[Job]:
Using the data below, gather each line that includes the word "xlabel".
--- begin ---
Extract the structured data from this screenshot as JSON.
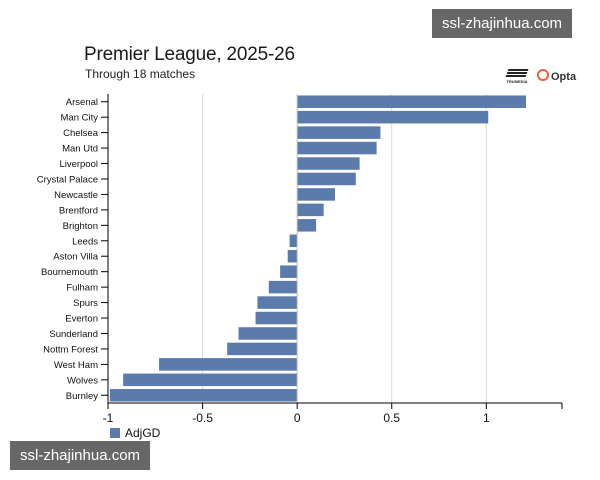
{
  "watermark": "ssl-zhajinhua.com",
  "logos": {
    "trumedia": "TRUMEDIA",
    "opta": "Opta"
  },
  "colors": {
    "bar": "#5a7bac",
    "grid": "#d9d9d9",
    "axis": "#000000"
  },
  "chart_data": {
    "type": "bar",
    "orientation": "horizontal",
    "title": "Premier League, 2025-26",
    "subtitle": "Through 18 matches",
    "categories": [
      "Arsenal",
      "Man City",
      "Chelsea",
      "Man Utd",
      "Liverpool",
      "Crystal Palace",
      "Newcastle",
      "Brentford",
      "Brighton",
      "Leeds",
      "Aston Villa",
      "Bournemouth",
      "Fulham",
      "Spurs",
      "Everton",
      "Sunderland",
      "Nottm Forest",
      "West Ham",
      "Wolves",
      "Burnley"
    ],
    "series": [
      {
        "name": "AdjGD",
        "values": [
          1.21,
          1.01,
          0.44,
          0.42,
          0.33,
          0.31,
          0.2,
          0.14,
          0.1,
          -0.04,
          -0.05,
          -0.09,
          -0.15,
          -0.21,
          -0.22,
          -0.31,
          -0.37,
          -0.73,
          -0.92,
          -0.99
        ]
      }
    ],
    "xlim": [
      -1,
      1.4
    ],
    "xticks": [
      -1,
      -0.5,
      0,
      0.5,
      1
    ],
    "xtick_labels": [
      "-1",
      "-0.5",
      "0",
      "0.5",
      "1"
    ],
    "xlabel": "",
    "ylabel": "",
    "grid": true,
    "legend": "bottom-left"
  }
}
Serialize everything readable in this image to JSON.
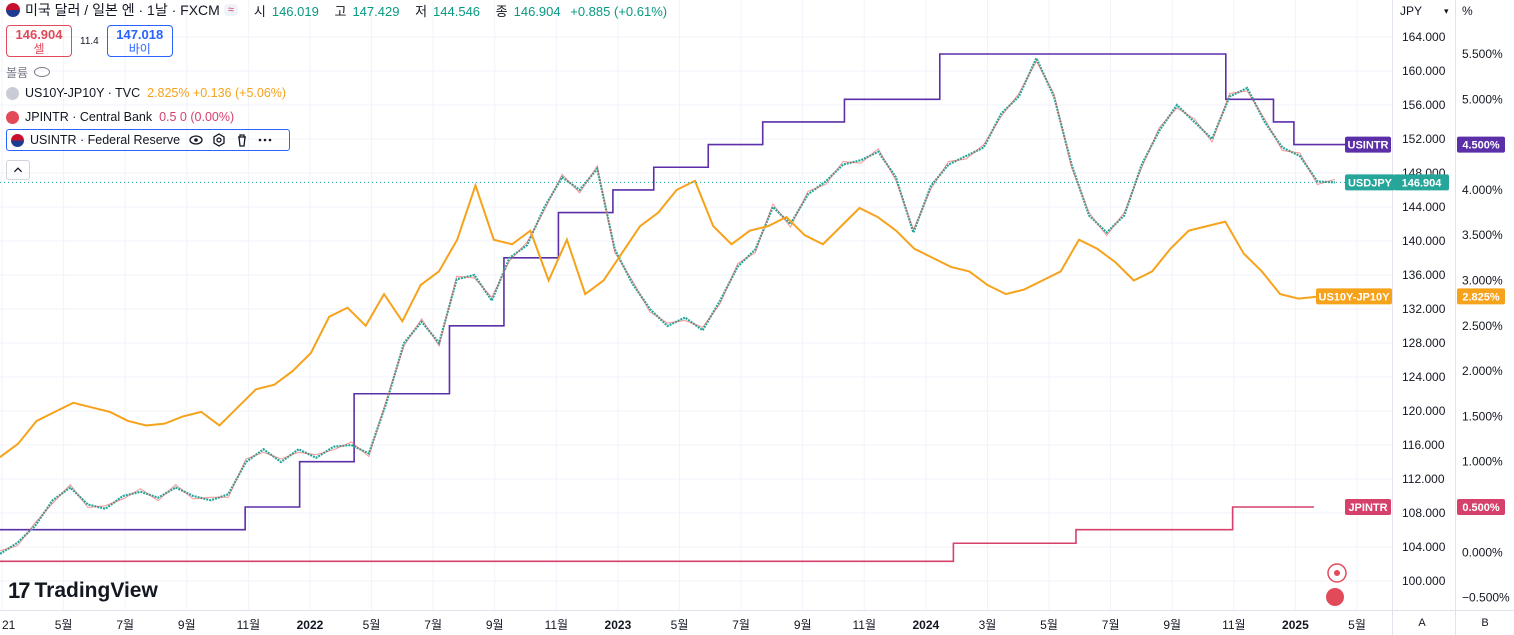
{
  "header": {
    "title": "미국 달러 / 일본 엔 · 1날 · FXCM",
    "pill": "≈",
    "ohlc": [
      {
        "label": "시",
        "value": "146.019"
      },
      {
        "label": "고",
        "value": "147.429"
      },
      {
        "label": "저",
        "value": "144.546"
      },
      {
        "label": "종",
        "value": "146.904"
      }
    ],
    "change": "+0.885 (+0.61%)"
  },
  "trade": {
    "sell_price": "146.904",
    "sell_label": "셀",
    "spread": "11.4",
    "buy_price": "147.018",
    "buy_label": "바이"
  },
  "volume_label": "볼륨",
  "indicators": [
    {
      "name": "US10Y-JP10Y · TVC",
      "values": "2.825%  +0.136 (+5.06%)",
      "color": "#f7a21b"
    },
    {
      "name": "JPINTR · Central Bank",
      "values": "0.5  0 (0.00%)",
      "color": "#d5416b"
    },
    {
      "name": "USINTR · Federal Reserve",
      "values": "",
      "color": "#2962ff"
    }
  ],
  "toolbar": {
    "currency": "JPY",
    "percent": "%",
    "btn_a": "A",
    "btn_b": "B"
  },
  "logo_text": "TradingView",
  "chart_data": {
    "type": "line",
    "x_ticks": [
      "21",
      "5월",
      "7월",
      "9월",
      "11월",
      "2022",
      "5월",
      "7월",
      "9월",
      "11월",
      "2023",
      "5월",
      "7월",
      "9월",
      "11월",
      "2024",
      "3월",
      "5월",
      "7월",
      "9월",
      "11월",
      "2025",
      "5월"
    ],
    "y_left_ticks": [
      "164.000",
      "160.000",
      "156.000",
      "152.000",
      "148.000",
      "144.000",
      "140.000",
      "136.000",
      "132.000",
      "128.000",
      "124.000",
      "120.000",
      "116.000",
      "112.000",
      "108.000",
      "104.000",
      "100.000"
    ],
    "y_right_ticks": [
      "5.500%",
      "5.000%",
      "4.500%",
      "4.000%",
      "3.500%",
      "3.000%",
      "2.500%",
      "2.000%",
      "1.500%",
      "1.000%",
      "0.500%",
      "0.000%",
      "−0.500%"
    ],
    "ylim_left": [
      100,
      164
    ],
    "ylim_right": [
      -0.5,
      5.5
    ],
    "grid": true,
    "series": [
      {
        "name": "USDJPY",
        "color": "#26a69a",
        "axis": "left",
        "last": "146.904",
        "values": [
          103.2,
          104.5,
          106.5,
          109.5,
          111.0,
          109.0,
          108.5,
          110.0,
          110.5,
          109.8,
          111.0,
          110.0,
          109.5,
          110.2,
          114.0,
          115.5,
          114.0,
          115.5,
          114.5,
          115.8,
          116.0,
          115.0,
          121.0,
          128.0,
          130.5,
          128.0,
          135.5,
          136.0,
          133.0,
          138.0,
          139.5,
          144.0,
          147.5,
          146.0,
          148.5,
          139.0,
          135.0,
          132.0,
          130.0,
          131.0,
          129.5,
          133.0,
          137.0,
          139.0,
          144.0,
          142.0,
          145.5,
          147.0,
          149.0,
          149.5,
          150.5,
          147.5,
          141.0,
          146.5,
          149.0,
          150.0,
          151.0,
          155.0,
          157.0,
          161.5,
          157.0,
          149.0,
          143.0,
          141.0,
          143.0,
          149.0,
          153.0,
          156.0,
          154.0,
          152.0,
          157.0,
          158.0,
          154.0,
          151.0,
          150.0,
          147.0,
          146.9
        ]
      },
      {
        "name": "US10Y-JP10Y",
        "color": "#f7a21b",
        "axis": "right",
        "last": "2.825%",
        "values": [
          1.05,
          1.2,
          1.45,
          1.55,
          1.65,
          1.6,
          1.55,
          1.45,
          1.4,
          1.42,
          1.5,
          1.55,
          1.4,
          1.6,
          1.8,
          1.85,
          2.0,
          2.2,
          2.6,
          2.7,
          2.5,
          2.85,
          2.55,
          2.95,
          3.1,
          3.45,
          4.05,
          3.45,
          3.4,
          3.55,
          3.0,
          3.45,
          2.85,
          3.0,
          3.3,
          3.6,
          3.75,
          4.0,
          4.1,
          3.6,
          3.4,
          3.55,
          3.6,
          3.7,
          3.5,
          3.4,
          3.6,
          3.8,
          3.7,
          3.55,
          3.35,
          3.25,
          3.15,
          3.1,
          2.95,
          2.85,
          2.9,
          3.0,
          3.1,
          3.45,
          3.35,
          3.2,
          3.0,
          3.1,
          3.35,
          3.55,
          3.6,
          3.65,
          3.3,
          3.1,
          2.85,
          2.8,
          2.82,
          2.825
        ]
      },
      {
        "name": "USINTR",
        "color": "#5b2fa8",
        "axis": "right",
        "last": "4.500%",
        "steps": [
          [
            0.0,
            0.25
          ],
          [
            0.18,
            0.5
          ],
          [
            0.22,
            1.0
          ],
          [
            0.26,
            1.75
          ],
          [
            0.33,
            2.5
          ],
          [
            0.37,
            3.25
          ],
          [
            0.41,
            3.75
          ],
          [
            0.45,
            4.0
          ],
          [
            0.48,
            4.25
          ],
          [
            0.52,
            4.5
          ],
          [
            0.56,
            4.75
          ],
          [
            0.62,
            5.0
          ],
          [
            0.69,
            5.5
          ],
          [
            0.9,
            5.0
          ],
          [
            0.935,
            4.75
          ],
          [
            0.95,
            4.5
          ],
          [
            0.98,
            4.5
          ]
        ]
      },
      {
        "name": "JPINTR",
        "color": "#d5416b",
        "axis": "right",
        "last": "0.500%",
        "steps": [
          [
            0.0,
            -0.1
          ],
          [
            0.7,
            0.1
          ],
          [
            0.79,
            0.25
          ],
          [
            0.905,
            0.5
          ],
          [
            0.95,
            0.5
          ]
        ]
      }
    ]
  }
}
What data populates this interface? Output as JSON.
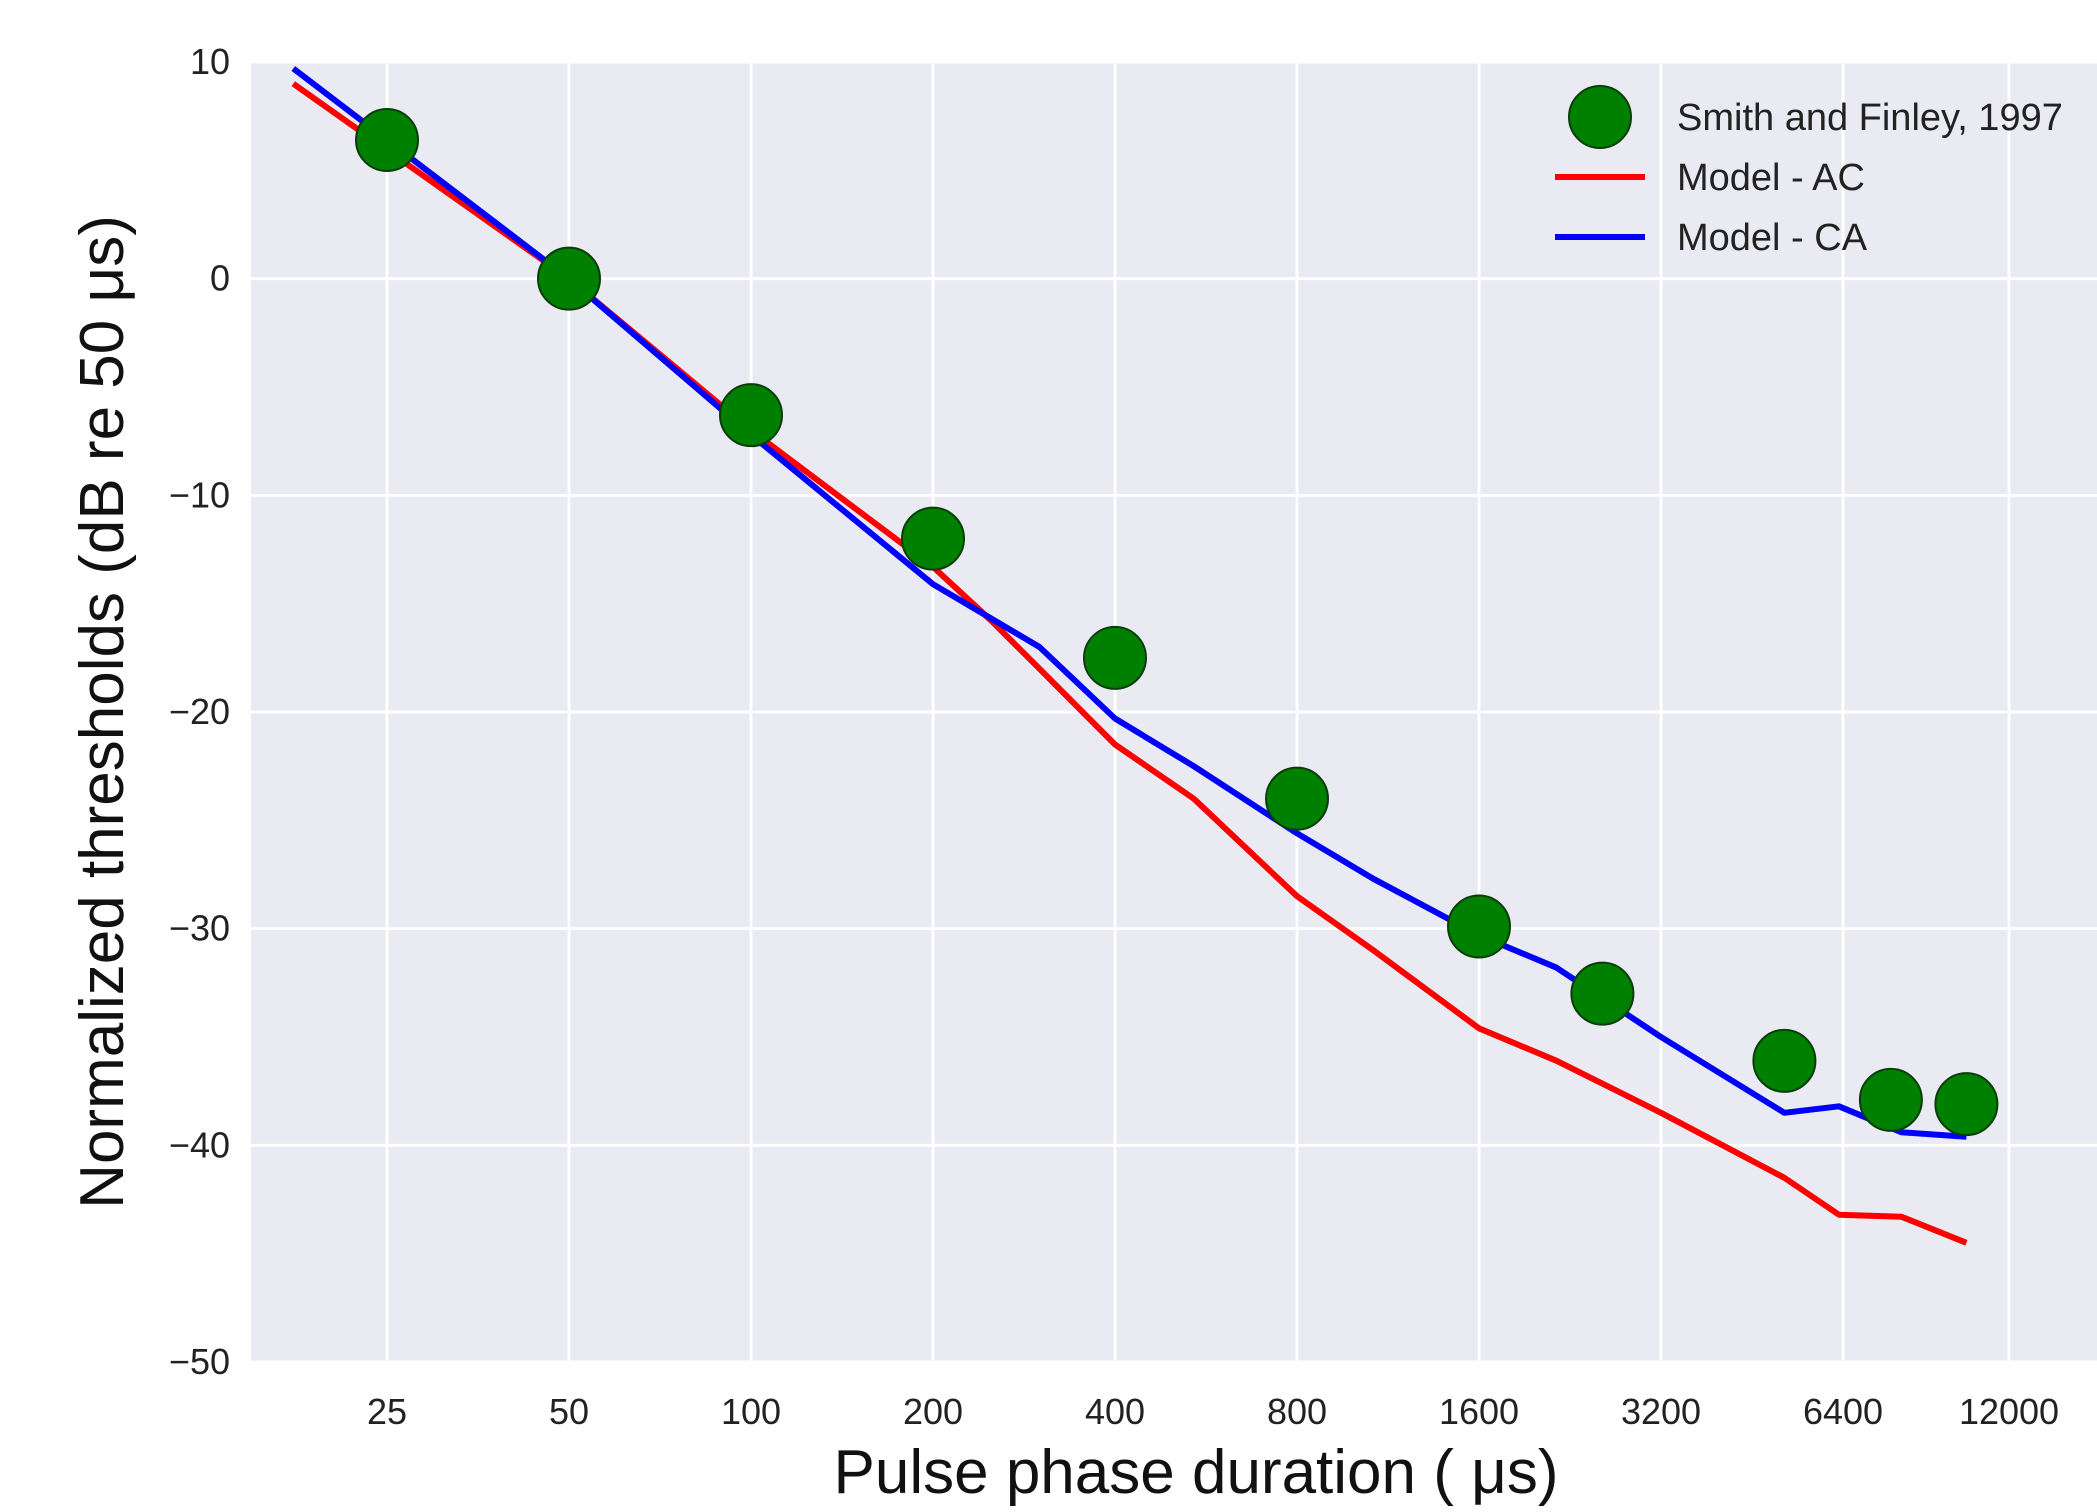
{
  "chart_data": {
    "type": "line",
    "title": "",
    "xlabel": "Pulse phase duration ( μs)",
    "ylabel": "Normalized thresholds (dB re 50 μs)",
    "x_scale": "log2",
    "x_ticks": [
      25,
      50,
      100,
      200,
      400,
      800,
      1600,
      3200,
      6400,
      12000
    ],
    "x_tick_labels": [
      "25",
      "50",
      "100",
      "200",
      "400",
      "800",
      "1600",
      "3200",
      "6400",
      "12000"
    ],
    "xlim": [
      12.5,
      15000
    ],
    "ylim": [
      -50,
      10
    ],
    "y_ticks": [
      10,
      0,
      -10,
      -20,
      -30,
      -40,
      -50
    ],
    "y_tick_labels": [
      "10",
      "0",
      "−10",
      "−20",
      "−30",
      "−40",
      "−50"
    ],
    "grid": true,
    "legend_position": "top-right",
    "colors": {
      "background": "#eaeaf2",
      "grid": "#ffffff",
      "scatter": "#008000",
      "ac": "#ff0000",
      "ca": "#0000ff"
    },
    "series": [
      {
        "name": "Smith and Finley, 1997",
        "kind": "scatter",
        "x": [
          25,
          50,
          100,
          200,
          400,
          800,
          1600,
          2560,
          5120,
          7680,
          10240
        ],
        "y": [
          6.4,
          0,
          -6.3,
          -12.0,
          -17.5,
          -24.0,
          -29.9,
          -33.0,
          -36.1,
          -37.9,
          -38.1
        ]
      },
      {
        "name": "Model - AC",
        "kind": "line",
        "x": [
          17.5,
          50,
          100,
          200,
          250,
          300,
          400,
          540,
          800,
          1070,
          1600,
          2150,
          3200,
          5120,
          6300,
          8000,
          10240
        ],
        "y": [
          9.0,
          0,
          -7.0,
          -13.3,
          -15.8,
          -18.0,
          -21.5,
          -24.0,
          -28.5,
          -31.0,
          -34.6,
          -36.1,
          -38.5,
          -41.5,
          -43.2,
          -43.3,
          -44.5
        ]
      },
      {
        "name": "Model - CA",
        "kind": "line",
        "x": [
          17.5,
          50,
          100,
          200,
          300,
          400,
          540,
          800,
          1070,
          1600,
          2150,
          3200,
          5120,
          6300,
          8000,
          10240
        ],
        "y": [
          9.7,
          0,
          -7.2,
          -14.1,
          -17.0,
          -20.3,
          -22.5,
          -25.6,
          -27.7,
          -30.3,
          -31.8,
          -35.0,
          -38.5,
          -38.2,
          -39.4,
          -39.6
        ]
      }
    ]
  }
}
--- end ---
[Exercise output]:
    "xlabel": "",
    "xlabel": "Pulse phase duration ( μs)",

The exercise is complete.